WHAT THE TASK ASKS:
Tally every line of the listing below that holds "JSON", then give the tally alone.

#### DATA EXCERPTS

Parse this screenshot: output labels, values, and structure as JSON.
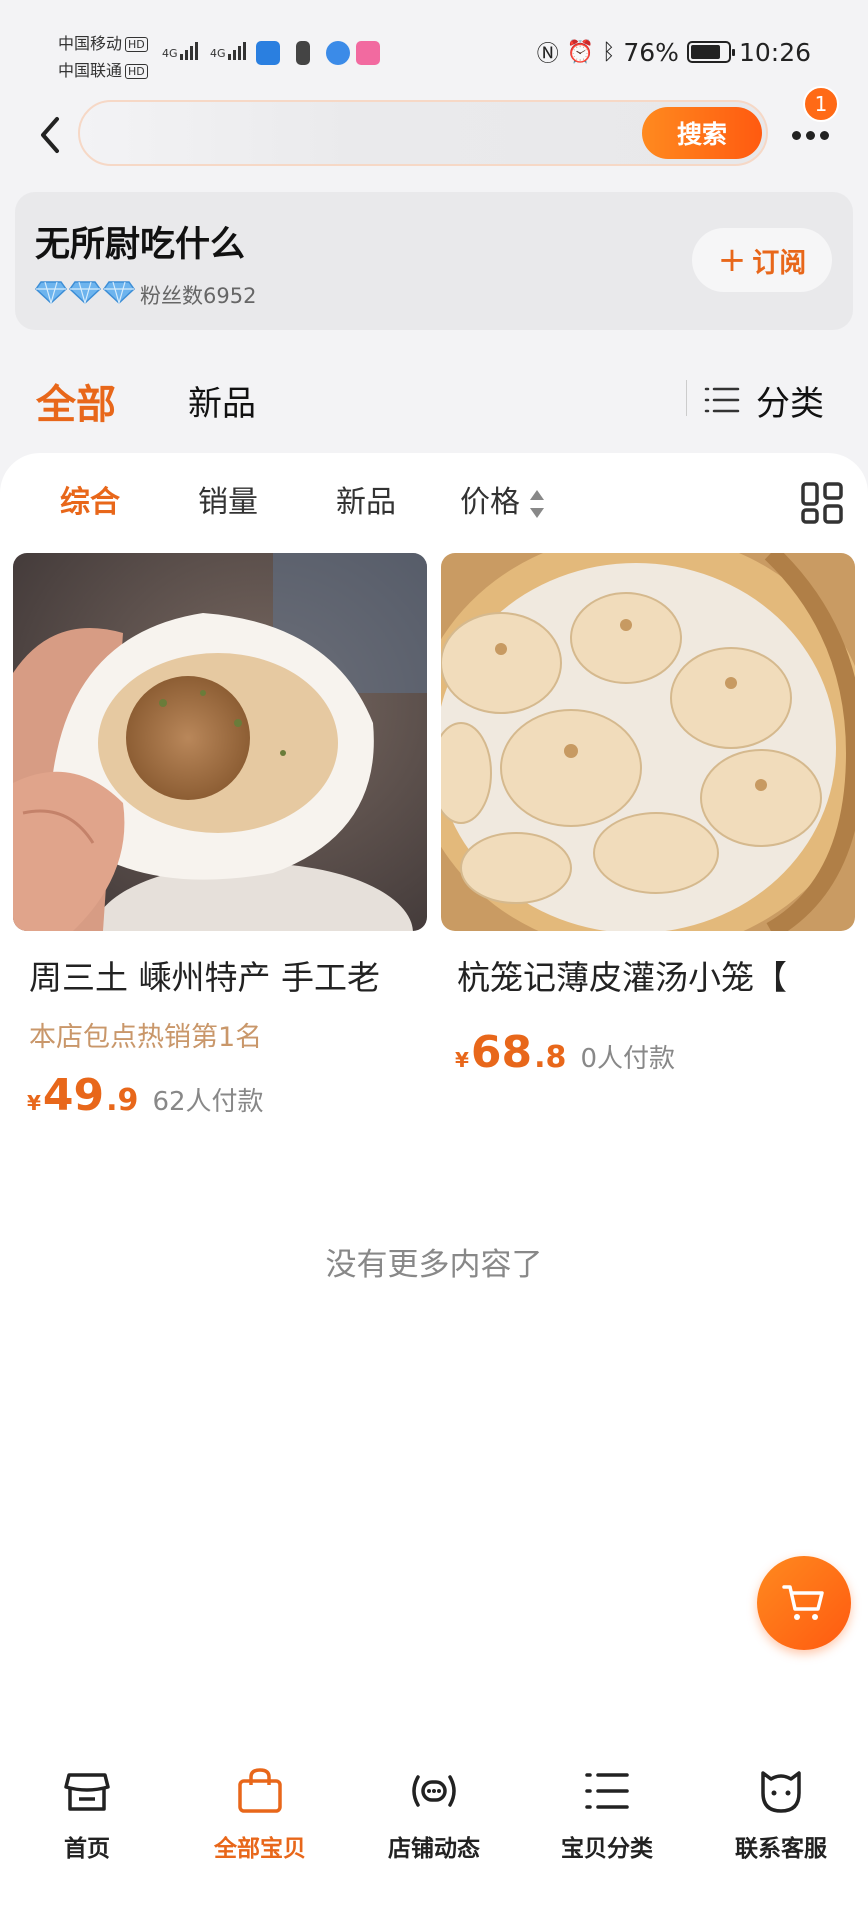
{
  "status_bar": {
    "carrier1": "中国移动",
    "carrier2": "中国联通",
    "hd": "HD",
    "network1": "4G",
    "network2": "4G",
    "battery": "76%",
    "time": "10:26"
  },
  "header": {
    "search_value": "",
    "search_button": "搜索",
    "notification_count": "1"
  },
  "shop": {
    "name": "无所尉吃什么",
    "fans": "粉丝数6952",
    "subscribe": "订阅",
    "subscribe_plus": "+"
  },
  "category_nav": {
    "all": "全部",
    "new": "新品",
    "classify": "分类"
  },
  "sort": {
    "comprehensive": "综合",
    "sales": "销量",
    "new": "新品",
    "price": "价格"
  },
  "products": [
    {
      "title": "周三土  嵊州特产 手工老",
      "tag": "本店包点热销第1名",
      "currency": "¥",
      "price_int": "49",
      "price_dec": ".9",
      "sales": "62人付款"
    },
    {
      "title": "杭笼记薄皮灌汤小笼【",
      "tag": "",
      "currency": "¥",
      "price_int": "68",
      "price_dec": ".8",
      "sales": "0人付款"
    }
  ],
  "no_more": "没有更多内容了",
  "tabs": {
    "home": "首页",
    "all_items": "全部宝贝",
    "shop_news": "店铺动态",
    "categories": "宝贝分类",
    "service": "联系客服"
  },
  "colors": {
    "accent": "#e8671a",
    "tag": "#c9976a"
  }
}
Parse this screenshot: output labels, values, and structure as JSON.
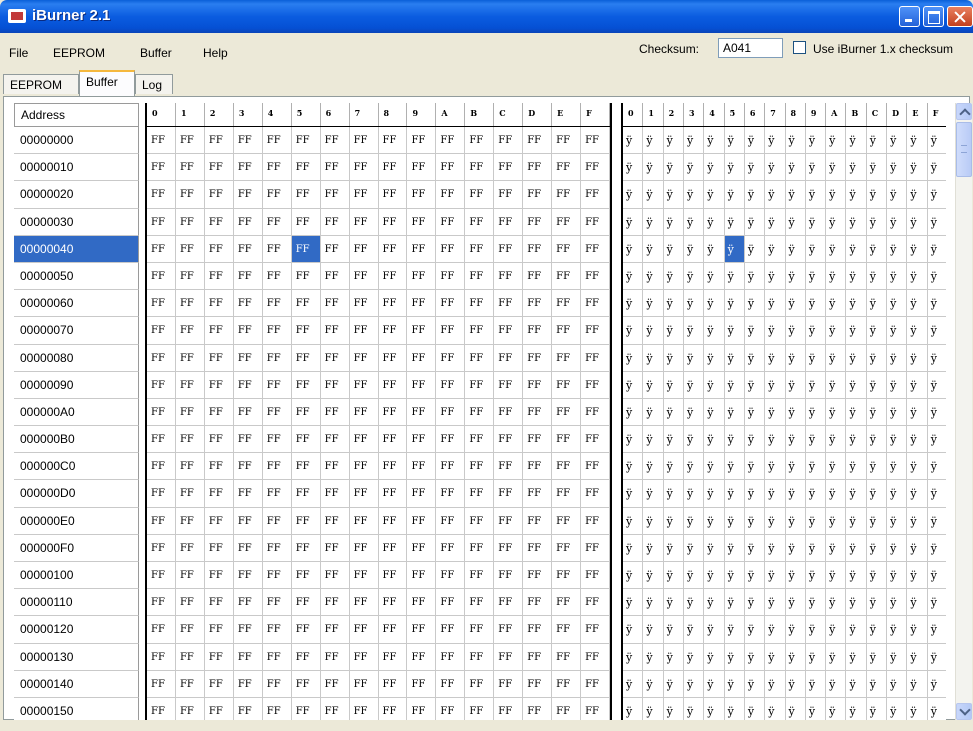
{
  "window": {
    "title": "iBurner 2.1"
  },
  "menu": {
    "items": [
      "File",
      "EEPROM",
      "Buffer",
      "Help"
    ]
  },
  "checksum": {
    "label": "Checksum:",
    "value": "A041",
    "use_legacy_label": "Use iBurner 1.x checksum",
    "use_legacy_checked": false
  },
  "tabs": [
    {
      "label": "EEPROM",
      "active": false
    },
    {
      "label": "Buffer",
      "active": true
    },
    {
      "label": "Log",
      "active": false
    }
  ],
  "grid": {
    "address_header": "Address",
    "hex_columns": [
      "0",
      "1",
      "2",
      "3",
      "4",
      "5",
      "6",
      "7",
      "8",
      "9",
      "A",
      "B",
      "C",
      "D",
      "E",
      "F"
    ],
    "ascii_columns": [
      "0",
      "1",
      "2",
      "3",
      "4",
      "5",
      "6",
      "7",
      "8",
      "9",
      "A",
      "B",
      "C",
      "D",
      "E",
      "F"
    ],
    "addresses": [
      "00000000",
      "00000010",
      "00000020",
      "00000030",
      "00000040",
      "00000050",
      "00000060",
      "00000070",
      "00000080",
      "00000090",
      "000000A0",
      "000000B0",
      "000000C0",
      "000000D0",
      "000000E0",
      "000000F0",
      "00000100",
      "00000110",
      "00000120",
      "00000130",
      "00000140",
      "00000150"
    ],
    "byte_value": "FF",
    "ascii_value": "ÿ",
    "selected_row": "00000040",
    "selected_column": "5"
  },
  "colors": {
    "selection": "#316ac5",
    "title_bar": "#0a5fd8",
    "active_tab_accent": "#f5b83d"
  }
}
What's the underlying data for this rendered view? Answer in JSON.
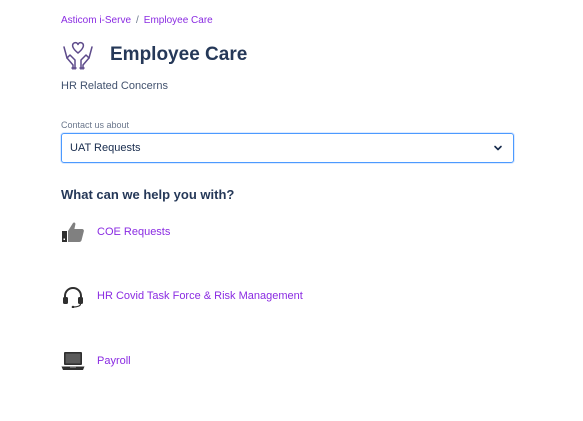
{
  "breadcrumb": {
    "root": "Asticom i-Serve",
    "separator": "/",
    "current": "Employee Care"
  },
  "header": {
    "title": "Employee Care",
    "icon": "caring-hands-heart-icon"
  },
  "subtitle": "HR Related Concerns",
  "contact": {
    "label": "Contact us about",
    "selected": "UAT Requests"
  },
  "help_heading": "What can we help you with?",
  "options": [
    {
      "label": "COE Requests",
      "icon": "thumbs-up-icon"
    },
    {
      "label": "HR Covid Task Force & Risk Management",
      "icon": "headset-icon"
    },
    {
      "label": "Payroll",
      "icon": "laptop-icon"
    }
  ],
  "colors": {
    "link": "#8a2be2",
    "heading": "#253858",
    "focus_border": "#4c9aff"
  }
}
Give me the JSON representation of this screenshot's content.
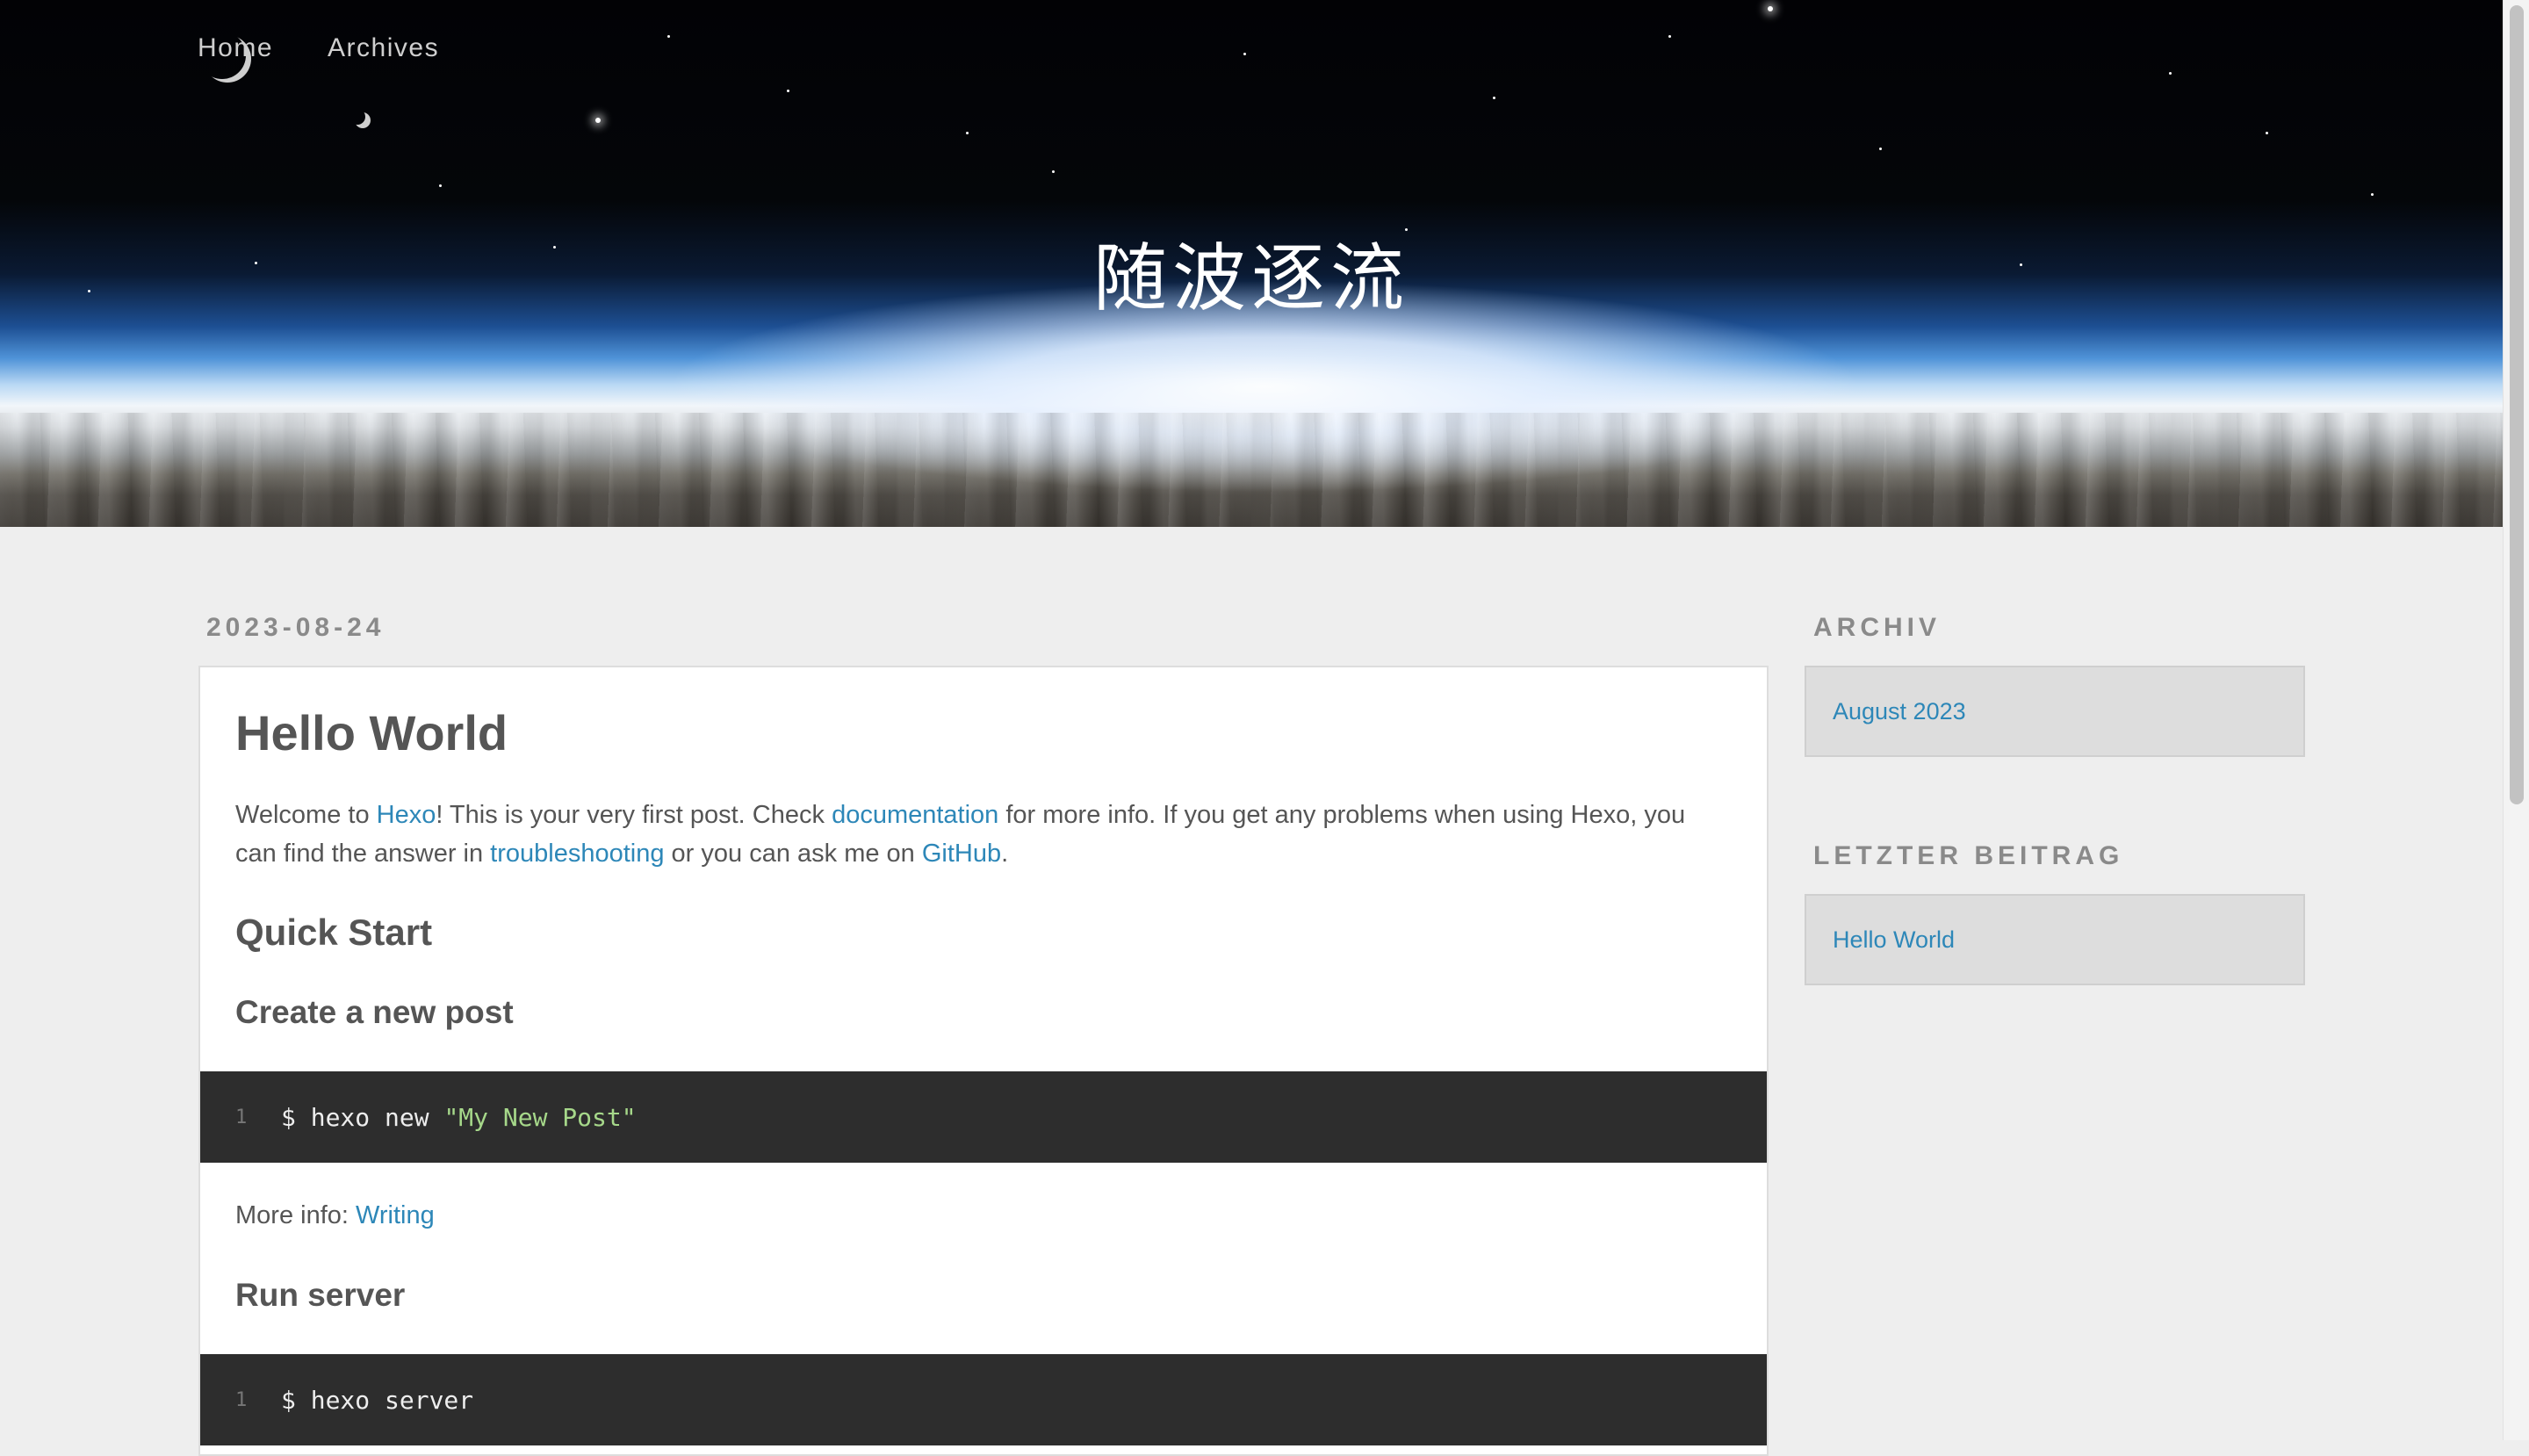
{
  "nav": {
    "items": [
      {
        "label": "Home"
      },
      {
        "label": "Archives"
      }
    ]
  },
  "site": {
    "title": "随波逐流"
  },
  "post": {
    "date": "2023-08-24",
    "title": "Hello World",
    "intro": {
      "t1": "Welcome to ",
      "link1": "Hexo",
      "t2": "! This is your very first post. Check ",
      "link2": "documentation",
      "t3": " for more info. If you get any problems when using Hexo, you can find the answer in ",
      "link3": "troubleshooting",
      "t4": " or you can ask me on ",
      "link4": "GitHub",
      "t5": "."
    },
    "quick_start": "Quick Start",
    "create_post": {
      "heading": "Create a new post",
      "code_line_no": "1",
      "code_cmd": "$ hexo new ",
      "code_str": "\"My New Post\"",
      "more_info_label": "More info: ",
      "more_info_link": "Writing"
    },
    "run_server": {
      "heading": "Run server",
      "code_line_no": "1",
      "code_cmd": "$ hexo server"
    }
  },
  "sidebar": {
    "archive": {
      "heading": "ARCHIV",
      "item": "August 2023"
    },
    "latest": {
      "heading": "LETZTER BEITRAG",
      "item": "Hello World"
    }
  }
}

########

RESULT OF THE EXERCISE:
4